## Your instructions
Count the lines below that include the word "content" and write that number alone.

## Provided entries
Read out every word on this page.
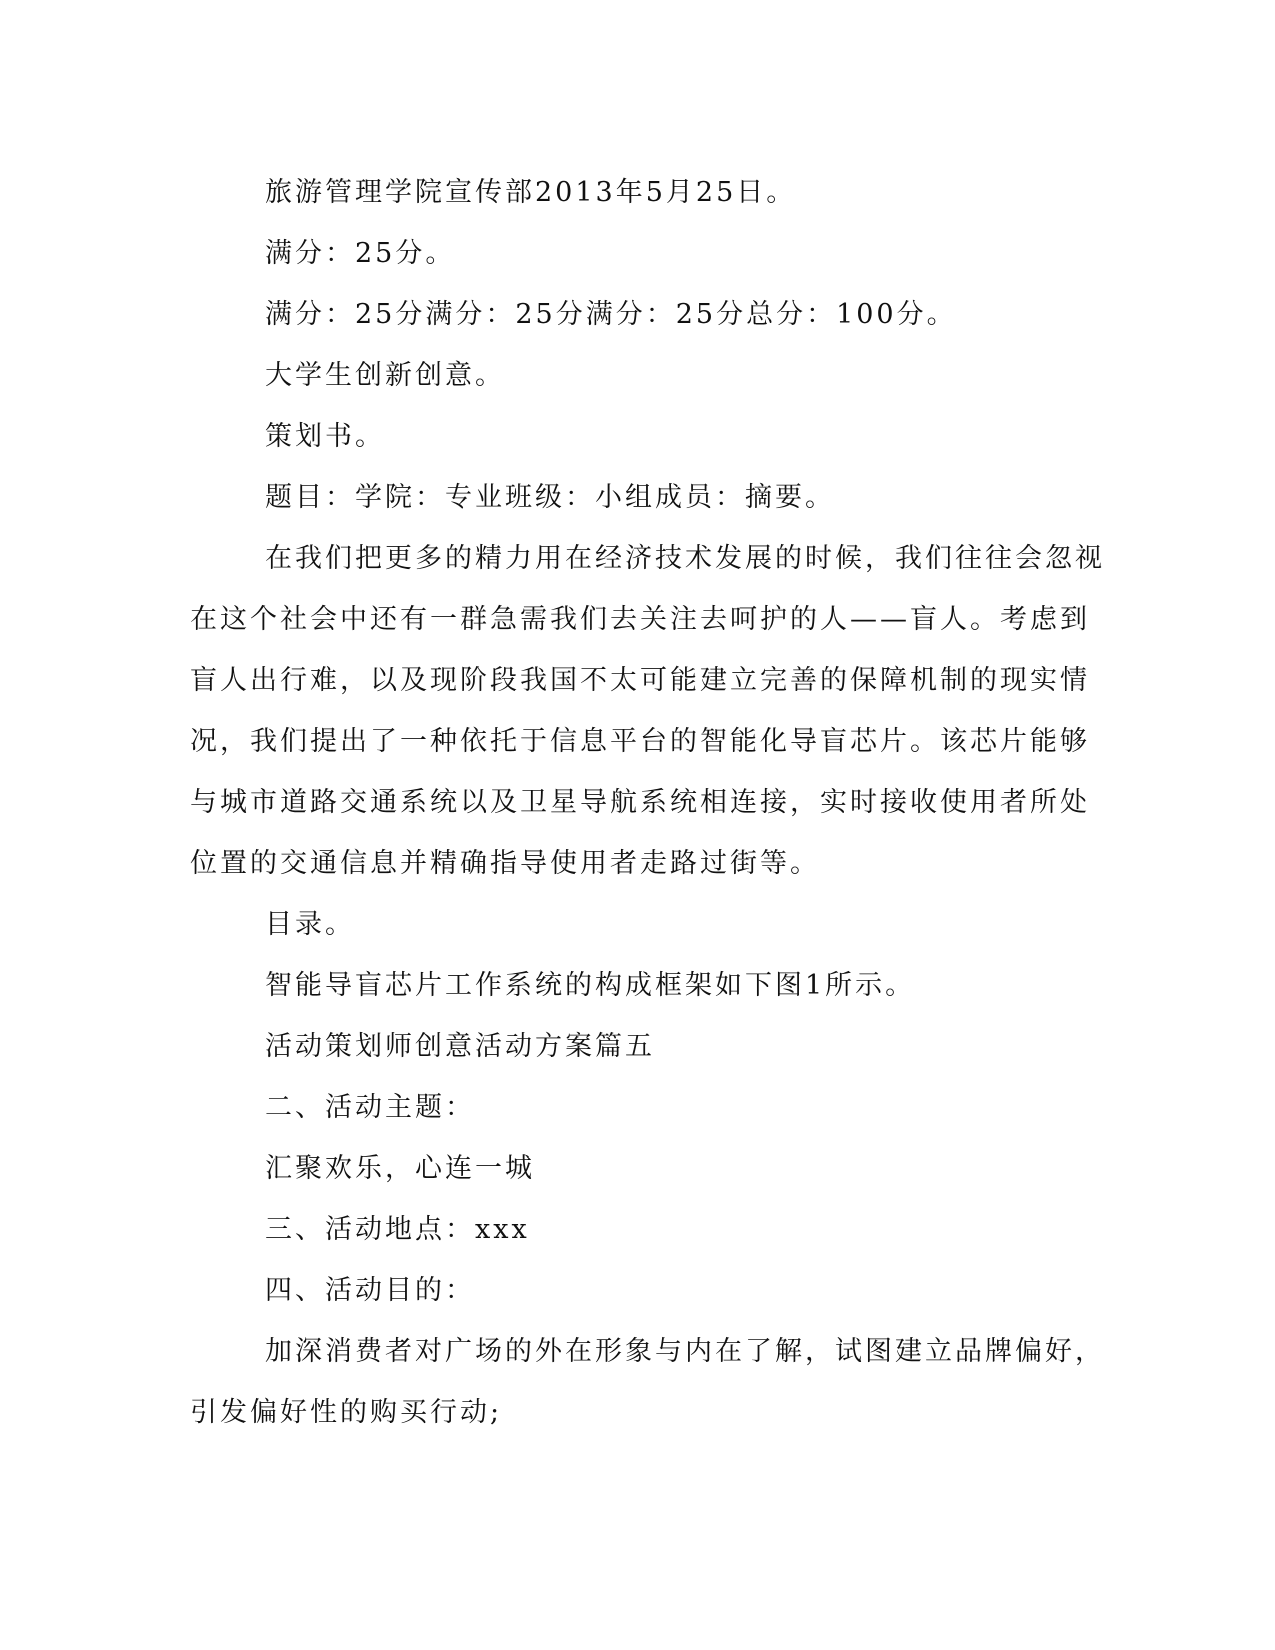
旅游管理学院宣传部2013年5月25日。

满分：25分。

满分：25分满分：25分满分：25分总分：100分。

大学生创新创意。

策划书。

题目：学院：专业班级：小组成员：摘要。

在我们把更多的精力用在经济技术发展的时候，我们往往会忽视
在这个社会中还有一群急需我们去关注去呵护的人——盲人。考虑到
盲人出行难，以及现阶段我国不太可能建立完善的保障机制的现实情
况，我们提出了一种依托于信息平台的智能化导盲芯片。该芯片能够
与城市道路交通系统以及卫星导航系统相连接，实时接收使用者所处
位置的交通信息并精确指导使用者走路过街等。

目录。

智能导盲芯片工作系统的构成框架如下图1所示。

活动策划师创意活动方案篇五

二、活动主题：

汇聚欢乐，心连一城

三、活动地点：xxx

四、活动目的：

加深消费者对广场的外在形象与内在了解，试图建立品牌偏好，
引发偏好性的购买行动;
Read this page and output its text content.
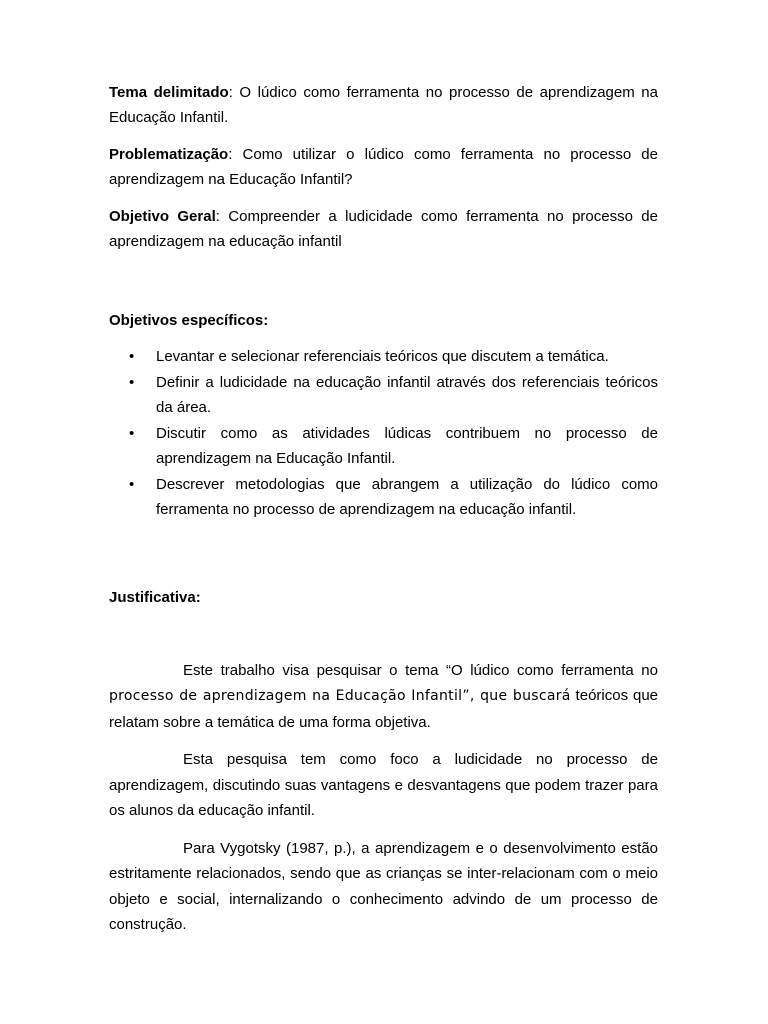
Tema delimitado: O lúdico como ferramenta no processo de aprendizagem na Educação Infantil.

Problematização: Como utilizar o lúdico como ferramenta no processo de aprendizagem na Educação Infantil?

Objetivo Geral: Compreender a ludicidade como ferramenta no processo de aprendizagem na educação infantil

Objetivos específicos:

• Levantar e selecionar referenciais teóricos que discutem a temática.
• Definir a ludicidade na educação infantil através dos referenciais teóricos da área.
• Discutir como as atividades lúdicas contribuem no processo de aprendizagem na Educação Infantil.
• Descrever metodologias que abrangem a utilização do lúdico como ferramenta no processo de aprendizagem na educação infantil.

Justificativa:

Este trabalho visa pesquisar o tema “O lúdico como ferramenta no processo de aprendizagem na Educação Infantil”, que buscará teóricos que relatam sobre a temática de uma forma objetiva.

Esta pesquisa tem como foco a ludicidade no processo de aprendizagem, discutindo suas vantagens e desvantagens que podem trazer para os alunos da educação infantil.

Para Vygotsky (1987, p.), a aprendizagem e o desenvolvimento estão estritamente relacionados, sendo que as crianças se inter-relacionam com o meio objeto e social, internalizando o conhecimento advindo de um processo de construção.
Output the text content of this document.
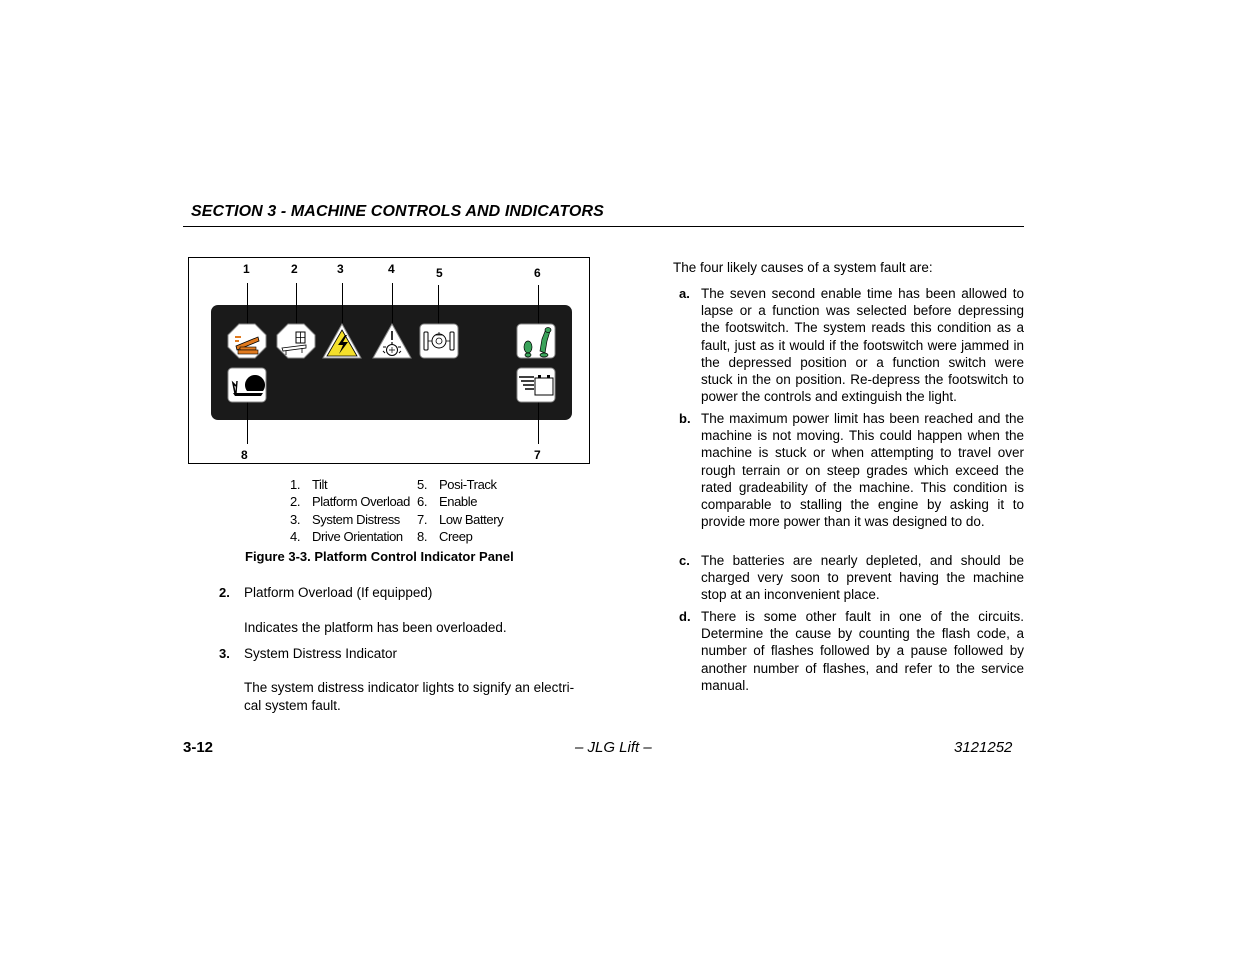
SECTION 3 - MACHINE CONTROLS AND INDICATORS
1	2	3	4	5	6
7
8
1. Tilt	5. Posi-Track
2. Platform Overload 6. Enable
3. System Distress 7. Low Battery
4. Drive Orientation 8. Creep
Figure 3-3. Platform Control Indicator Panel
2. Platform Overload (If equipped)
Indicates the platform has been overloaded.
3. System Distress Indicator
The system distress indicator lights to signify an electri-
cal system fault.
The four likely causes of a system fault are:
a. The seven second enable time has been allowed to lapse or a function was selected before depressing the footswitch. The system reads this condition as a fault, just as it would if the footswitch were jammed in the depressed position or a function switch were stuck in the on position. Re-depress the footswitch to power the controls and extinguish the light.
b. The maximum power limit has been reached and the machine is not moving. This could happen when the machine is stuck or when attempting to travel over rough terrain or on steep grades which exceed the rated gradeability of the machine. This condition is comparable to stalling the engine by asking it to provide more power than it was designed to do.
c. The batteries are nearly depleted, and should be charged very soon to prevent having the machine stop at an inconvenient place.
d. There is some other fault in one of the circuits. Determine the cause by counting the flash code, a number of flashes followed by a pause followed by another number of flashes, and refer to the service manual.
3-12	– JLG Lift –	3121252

## Exercise output
2